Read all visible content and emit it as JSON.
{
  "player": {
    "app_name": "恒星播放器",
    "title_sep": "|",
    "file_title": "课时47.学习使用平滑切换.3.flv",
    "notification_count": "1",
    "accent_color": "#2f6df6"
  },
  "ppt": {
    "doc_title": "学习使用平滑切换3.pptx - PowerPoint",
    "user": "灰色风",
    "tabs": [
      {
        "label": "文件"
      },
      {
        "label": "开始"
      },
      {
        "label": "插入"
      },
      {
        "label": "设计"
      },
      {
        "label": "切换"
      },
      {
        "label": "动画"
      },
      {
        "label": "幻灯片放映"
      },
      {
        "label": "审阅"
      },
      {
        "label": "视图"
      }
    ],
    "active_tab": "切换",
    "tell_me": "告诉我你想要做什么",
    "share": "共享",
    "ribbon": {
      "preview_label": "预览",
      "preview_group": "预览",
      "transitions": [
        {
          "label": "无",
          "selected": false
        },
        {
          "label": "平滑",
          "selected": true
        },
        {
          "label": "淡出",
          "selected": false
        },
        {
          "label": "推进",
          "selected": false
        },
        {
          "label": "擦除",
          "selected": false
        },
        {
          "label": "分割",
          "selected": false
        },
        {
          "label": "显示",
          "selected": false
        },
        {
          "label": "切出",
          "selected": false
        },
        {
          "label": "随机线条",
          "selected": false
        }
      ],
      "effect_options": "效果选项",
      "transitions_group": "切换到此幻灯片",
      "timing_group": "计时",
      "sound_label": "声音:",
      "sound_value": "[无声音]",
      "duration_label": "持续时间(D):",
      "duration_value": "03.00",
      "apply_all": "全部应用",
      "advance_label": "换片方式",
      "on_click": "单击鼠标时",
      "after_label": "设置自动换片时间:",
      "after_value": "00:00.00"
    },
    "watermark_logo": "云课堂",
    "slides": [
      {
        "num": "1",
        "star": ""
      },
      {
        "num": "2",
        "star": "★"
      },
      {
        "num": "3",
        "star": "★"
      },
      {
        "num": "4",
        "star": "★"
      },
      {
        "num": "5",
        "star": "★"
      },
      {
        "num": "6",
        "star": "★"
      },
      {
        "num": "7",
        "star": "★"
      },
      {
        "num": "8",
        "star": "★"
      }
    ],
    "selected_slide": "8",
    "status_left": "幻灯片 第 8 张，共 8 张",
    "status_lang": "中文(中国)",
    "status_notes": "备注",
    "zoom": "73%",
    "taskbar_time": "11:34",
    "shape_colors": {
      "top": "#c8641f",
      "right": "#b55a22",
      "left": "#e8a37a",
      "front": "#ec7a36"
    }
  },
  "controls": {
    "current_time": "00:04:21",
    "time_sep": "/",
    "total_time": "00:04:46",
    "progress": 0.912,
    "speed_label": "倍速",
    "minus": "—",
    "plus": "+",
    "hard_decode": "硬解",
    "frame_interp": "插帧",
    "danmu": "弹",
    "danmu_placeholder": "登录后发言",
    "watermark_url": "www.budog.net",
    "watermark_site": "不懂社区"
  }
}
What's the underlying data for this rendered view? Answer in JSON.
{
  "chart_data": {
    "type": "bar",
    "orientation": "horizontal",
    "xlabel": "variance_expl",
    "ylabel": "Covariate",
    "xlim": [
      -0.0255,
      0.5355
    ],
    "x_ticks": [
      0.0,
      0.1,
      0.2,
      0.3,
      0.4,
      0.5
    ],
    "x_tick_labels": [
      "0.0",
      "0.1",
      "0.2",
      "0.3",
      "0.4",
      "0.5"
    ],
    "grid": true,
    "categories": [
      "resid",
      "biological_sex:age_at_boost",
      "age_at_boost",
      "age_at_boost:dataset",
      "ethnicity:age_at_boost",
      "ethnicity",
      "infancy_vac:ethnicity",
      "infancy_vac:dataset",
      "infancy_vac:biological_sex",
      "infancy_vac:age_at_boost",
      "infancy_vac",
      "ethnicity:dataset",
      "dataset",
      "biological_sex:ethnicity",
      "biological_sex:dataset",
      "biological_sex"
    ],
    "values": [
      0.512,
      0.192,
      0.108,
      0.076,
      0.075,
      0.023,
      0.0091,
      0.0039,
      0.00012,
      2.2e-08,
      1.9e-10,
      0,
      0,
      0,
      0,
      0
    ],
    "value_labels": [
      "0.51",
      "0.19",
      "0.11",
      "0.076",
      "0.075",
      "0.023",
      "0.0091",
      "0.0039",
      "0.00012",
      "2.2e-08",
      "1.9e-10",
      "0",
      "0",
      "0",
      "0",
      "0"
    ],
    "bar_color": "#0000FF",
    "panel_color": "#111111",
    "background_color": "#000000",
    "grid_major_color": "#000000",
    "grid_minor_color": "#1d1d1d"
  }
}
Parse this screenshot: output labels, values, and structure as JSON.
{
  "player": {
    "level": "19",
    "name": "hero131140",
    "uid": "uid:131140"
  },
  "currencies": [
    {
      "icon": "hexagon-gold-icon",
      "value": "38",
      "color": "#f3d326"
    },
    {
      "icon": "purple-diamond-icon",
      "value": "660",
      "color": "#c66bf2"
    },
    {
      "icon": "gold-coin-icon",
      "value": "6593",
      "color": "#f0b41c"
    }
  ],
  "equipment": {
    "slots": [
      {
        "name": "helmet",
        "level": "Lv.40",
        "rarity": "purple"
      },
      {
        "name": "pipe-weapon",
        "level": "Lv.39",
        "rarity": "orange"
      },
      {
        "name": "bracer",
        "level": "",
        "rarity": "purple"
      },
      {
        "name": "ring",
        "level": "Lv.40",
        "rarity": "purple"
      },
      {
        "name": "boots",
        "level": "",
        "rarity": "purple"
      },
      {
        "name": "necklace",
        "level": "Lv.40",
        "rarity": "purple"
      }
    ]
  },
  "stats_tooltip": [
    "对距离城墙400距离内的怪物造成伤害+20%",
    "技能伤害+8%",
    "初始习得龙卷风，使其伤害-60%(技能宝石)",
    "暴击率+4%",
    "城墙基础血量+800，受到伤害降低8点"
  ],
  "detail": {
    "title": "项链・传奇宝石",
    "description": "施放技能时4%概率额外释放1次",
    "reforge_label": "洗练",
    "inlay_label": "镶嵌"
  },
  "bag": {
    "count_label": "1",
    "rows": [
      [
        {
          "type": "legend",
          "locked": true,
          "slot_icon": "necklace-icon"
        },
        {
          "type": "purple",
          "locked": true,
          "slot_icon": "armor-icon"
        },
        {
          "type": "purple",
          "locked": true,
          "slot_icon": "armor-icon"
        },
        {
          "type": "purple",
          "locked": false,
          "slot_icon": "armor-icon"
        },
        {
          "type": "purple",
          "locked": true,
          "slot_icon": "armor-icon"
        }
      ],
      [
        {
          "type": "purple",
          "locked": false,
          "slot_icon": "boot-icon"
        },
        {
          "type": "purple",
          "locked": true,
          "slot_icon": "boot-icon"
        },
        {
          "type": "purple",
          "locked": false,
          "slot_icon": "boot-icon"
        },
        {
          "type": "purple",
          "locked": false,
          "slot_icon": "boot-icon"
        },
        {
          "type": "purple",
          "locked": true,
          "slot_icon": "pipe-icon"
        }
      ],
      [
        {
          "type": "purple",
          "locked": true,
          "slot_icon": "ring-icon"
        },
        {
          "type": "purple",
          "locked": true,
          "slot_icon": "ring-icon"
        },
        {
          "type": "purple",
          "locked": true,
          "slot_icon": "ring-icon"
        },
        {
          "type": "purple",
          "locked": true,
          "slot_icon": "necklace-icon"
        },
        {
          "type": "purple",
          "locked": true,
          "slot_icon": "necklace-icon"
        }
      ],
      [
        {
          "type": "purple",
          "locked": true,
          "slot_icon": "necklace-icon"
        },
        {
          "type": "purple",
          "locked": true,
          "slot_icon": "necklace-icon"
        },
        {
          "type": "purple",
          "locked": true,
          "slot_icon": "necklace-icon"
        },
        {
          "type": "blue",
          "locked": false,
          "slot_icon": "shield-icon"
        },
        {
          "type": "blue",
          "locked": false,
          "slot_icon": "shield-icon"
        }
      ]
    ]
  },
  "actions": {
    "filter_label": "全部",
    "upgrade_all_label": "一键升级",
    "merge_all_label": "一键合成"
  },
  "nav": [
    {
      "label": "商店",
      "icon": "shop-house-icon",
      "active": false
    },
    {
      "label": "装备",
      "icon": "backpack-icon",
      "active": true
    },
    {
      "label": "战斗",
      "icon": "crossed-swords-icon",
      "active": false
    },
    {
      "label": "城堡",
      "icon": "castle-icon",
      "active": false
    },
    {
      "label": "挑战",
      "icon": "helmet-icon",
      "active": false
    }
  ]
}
──────────
List the lines of the entries that include "values".

    "values": [
Parse this screenshot: output labels, values, and structure as JSON.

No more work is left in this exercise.